- [TASK OBJECTIVE]: Filter the entries, keeping every line with the word "Export".

Rows from a dataset
▬▬▬▬▬▬▬▬▬▬
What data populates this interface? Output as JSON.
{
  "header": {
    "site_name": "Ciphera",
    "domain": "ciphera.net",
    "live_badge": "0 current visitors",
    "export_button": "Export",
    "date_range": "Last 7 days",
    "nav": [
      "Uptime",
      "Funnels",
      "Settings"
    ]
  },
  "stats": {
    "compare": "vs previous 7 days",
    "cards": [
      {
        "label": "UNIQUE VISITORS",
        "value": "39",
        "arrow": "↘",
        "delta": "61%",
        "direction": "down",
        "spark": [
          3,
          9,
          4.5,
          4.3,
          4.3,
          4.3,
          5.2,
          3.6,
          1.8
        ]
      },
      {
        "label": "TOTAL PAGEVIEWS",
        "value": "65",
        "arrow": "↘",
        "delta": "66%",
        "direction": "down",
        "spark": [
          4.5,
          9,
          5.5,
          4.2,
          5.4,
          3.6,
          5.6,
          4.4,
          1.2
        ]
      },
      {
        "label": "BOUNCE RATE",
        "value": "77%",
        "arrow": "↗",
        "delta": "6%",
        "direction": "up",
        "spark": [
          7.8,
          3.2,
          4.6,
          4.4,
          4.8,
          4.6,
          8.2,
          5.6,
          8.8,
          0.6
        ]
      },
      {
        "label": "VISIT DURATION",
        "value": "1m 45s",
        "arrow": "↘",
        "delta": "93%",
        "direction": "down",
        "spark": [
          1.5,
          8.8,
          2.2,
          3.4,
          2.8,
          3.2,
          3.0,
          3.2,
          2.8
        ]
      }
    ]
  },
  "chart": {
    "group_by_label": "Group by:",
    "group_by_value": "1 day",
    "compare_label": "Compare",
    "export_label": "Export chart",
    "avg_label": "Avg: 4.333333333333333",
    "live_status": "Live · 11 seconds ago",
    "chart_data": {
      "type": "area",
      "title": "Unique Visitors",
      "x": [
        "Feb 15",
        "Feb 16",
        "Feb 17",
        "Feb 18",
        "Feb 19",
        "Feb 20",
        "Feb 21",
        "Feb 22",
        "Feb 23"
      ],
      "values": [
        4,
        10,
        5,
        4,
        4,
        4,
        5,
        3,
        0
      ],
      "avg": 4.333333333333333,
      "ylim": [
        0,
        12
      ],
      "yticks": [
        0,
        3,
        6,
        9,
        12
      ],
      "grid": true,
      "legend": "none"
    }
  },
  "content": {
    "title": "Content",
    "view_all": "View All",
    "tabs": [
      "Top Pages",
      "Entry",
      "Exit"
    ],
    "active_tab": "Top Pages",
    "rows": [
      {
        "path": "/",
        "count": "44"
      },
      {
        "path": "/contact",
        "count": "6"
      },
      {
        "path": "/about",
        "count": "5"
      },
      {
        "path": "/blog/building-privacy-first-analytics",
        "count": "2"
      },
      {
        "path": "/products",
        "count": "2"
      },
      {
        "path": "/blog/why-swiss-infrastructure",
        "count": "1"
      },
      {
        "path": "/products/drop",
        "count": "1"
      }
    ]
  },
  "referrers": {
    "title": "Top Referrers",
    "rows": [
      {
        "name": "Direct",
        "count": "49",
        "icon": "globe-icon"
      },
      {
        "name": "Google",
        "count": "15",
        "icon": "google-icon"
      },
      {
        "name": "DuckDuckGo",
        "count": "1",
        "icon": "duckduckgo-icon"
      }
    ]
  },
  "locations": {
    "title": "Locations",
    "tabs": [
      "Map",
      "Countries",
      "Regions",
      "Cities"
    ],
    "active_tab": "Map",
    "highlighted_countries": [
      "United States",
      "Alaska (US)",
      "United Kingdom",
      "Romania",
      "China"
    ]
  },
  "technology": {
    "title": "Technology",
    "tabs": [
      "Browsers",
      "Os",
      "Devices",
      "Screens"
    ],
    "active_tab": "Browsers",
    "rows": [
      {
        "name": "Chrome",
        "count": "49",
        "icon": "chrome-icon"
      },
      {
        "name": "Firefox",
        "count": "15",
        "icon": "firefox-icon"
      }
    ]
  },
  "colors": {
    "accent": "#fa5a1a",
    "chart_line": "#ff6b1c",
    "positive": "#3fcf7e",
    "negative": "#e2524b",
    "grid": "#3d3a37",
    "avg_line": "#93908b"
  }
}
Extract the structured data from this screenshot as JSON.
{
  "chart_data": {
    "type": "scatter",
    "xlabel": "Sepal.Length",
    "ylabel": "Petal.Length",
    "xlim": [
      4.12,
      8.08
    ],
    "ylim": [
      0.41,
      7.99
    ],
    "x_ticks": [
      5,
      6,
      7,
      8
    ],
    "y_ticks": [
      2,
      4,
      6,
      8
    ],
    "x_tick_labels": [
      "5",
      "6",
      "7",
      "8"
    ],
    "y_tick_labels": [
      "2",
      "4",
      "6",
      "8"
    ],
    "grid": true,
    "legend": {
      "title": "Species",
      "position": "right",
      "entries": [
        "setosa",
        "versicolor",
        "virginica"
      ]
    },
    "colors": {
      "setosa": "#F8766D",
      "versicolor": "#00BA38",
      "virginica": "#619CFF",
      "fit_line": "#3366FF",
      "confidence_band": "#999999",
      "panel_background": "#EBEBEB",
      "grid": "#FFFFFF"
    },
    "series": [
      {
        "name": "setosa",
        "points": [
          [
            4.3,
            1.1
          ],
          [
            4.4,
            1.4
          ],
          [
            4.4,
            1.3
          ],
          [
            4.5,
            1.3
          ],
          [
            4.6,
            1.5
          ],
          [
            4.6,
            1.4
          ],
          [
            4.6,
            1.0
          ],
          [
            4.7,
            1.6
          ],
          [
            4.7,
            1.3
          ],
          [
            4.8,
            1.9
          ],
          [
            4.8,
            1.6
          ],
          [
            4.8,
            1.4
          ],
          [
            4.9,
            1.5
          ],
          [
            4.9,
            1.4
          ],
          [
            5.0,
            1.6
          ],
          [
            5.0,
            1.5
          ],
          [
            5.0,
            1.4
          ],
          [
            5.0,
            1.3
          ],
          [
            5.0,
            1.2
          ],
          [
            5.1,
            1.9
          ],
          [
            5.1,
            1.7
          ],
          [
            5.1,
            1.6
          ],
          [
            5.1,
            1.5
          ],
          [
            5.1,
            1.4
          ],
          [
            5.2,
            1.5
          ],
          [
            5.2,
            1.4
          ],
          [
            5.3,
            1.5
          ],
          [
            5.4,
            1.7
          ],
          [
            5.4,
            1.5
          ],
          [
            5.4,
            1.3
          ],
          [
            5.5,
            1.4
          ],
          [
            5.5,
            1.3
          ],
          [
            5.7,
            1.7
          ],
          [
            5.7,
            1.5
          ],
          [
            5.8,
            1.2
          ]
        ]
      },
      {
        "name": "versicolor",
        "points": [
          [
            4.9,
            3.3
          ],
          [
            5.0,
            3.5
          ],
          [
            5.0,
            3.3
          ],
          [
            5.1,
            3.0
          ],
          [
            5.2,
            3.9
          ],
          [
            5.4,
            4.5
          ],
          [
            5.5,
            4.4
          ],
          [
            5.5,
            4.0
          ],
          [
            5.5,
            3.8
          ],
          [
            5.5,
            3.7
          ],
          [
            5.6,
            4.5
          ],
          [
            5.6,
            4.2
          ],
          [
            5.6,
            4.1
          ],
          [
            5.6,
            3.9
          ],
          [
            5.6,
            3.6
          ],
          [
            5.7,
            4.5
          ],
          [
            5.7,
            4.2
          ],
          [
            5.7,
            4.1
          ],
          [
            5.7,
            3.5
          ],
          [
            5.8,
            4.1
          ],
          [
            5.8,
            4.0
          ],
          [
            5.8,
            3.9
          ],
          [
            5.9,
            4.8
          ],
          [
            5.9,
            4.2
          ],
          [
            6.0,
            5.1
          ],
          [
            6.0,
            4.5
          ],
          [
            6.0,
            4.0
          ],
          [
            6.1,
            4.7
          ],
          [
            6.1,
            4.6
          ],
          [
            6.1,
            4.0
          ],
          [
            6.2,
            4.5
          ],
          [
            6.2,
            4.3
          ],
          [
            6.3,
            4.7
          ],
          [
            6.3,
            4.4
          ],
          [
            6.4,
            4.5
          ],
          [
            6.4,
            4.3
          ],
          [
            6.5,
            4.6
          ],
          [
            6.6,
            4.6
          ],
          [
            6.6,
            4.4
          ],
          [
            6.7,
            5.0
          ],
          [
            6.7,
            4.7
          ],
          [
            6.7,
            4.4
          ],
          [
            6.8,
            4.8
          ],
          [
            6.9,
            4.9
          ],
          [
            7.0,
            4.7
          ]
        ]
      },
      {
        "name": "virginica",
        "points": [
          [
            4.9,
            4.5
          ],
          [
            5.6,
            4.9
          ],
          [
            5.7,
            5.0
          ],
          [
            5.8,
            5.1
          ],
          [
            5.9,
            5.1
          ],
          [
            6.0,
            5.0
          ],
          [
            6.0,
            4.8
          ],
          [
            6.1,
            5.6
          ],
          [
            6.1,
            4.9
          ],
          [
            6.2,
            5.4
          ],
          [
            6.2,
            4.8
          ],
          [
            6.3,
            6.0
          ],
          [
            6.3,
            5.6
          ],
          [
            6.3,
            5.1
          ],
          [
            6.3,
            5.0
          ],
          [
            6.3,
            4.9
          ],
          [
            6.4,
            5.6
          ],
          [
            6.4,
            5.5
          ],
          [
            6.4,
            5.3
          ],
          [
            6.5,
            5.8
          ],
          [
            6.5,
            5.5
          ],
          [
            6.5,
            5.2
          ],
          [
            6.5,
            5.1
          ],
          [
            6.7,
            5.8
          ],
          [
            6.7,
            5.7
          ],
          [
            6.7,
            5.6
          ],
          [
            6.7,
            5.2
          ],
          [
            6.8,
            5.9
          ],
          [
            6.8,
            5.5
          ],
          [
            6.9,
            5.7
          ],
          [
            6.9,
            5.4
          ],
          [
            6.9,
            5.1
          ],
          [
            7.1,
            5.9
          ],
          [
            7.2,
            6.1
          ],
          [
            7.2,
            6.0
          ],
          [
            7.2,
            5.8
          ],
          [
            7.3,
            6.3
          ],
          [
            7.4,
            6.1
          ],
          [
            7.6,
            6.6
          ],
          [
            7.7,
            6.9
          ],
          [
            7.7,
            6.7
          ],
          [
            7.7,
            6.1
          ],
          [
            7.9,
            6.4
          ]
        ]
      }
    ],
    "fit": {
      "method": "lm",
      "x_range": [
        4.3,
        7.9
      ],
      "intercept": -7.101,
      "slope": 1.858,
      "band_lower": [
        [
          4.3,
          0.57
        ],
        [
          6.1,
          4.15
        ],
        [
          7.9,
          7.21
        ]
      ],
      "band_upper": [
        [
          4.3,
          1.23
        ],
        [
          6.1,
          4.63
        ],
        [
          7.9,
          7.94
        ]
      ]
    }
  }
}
▬▬▬▬▬▬▬▬▬▬
- [ANSWER TO THE EXERCISE]:
    "export_button": "Export",
    "export_label": "Export chart",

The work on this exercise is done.